* **Exercise**
Restate each of the lines below word for word and drop every picture.

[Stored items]
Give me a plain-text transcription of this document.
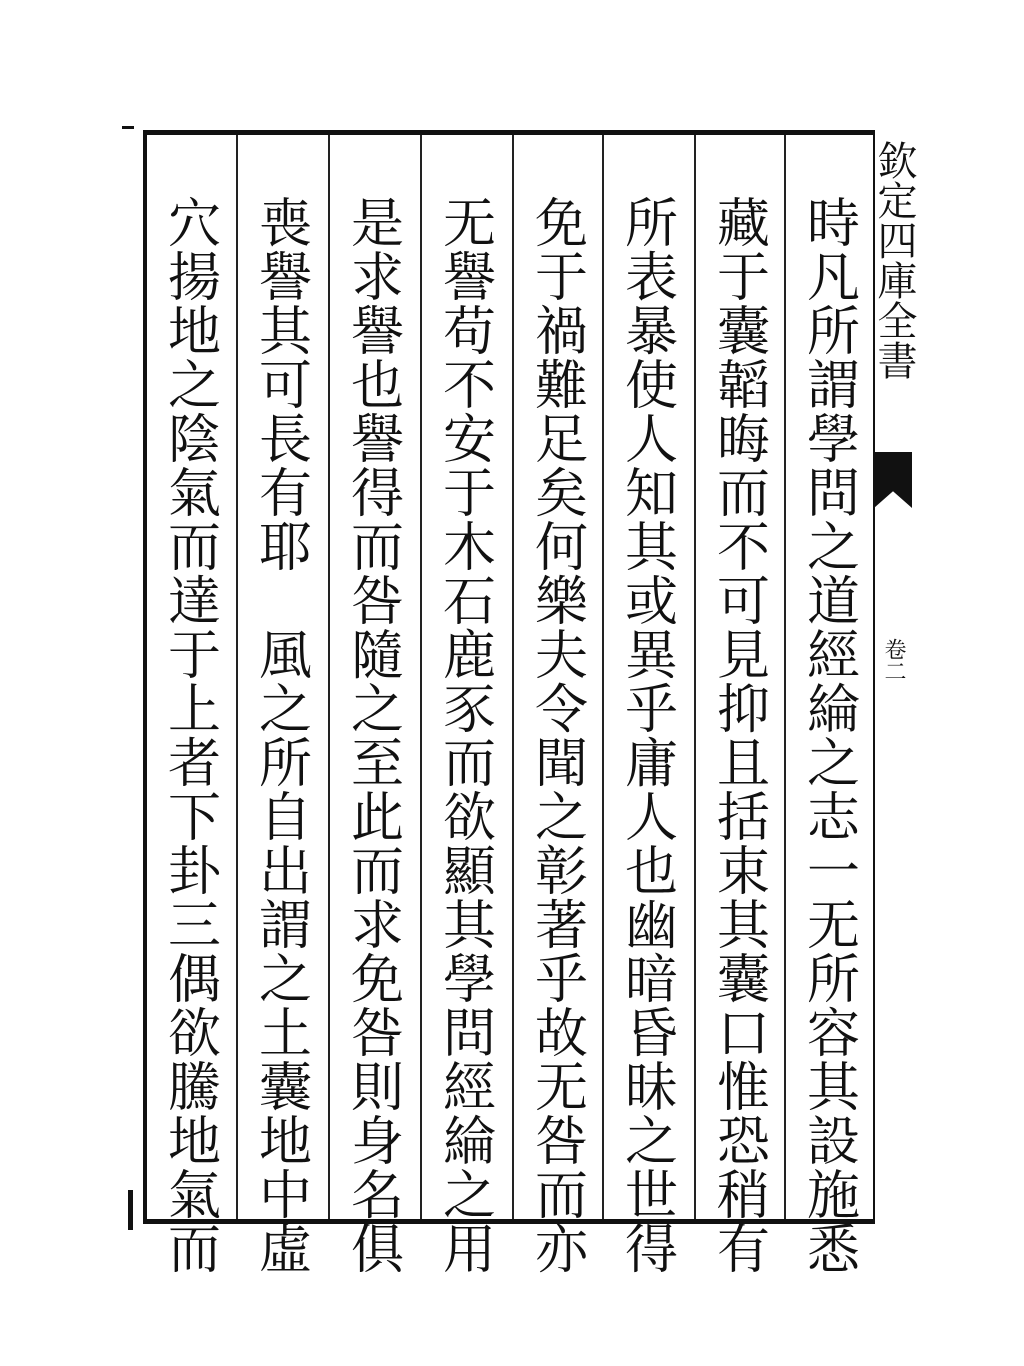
時凡所謂學問之道經綸之志一无所容其設施悉
藏于囊韜晦而不可見抑且括束其囊口惟恐稍有
所表暴使人知其或異乎庸人也幽暗昏昧之世得
免于禍難足矣何樂夫令聞之彰著乎故无咎而亦
无譽苟不安于木石鹿豕而欲顯其學問經綸之用
是求譽也譽得而咎隨之至此而求免咎則身名俱
喪譽其可長有耶　風之所自出謂之土囊地中虛
穴揚地之陰氣而達于上者下卦三偶欲騰地氣而	欽定四庫全書
卷二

* **Answer for the task**
Give me a plain-text transcription of this document.
時凡所謂學問之道經綸之志一无所容其設施悉
藏于囊韜晦而不可見抑且括束其囊口惟恐稍有
所表暴使人知其或異乎庸人也幽暗昏昧之世得
免于禍難足矣何樂夫令聞之彰著乎故无咎而亦
无譽苟不安于木石鹿豕而欲顯其學問經綸之用
是求譽也譽得而咎隨之至此而求免咎則身名俱
喪譽其可長有耶　風之所自出謂之土囊地中虛
穴揚地之陰氣而達于上者下卦三偶欲騰地氣而	欽定四庫全書
卷二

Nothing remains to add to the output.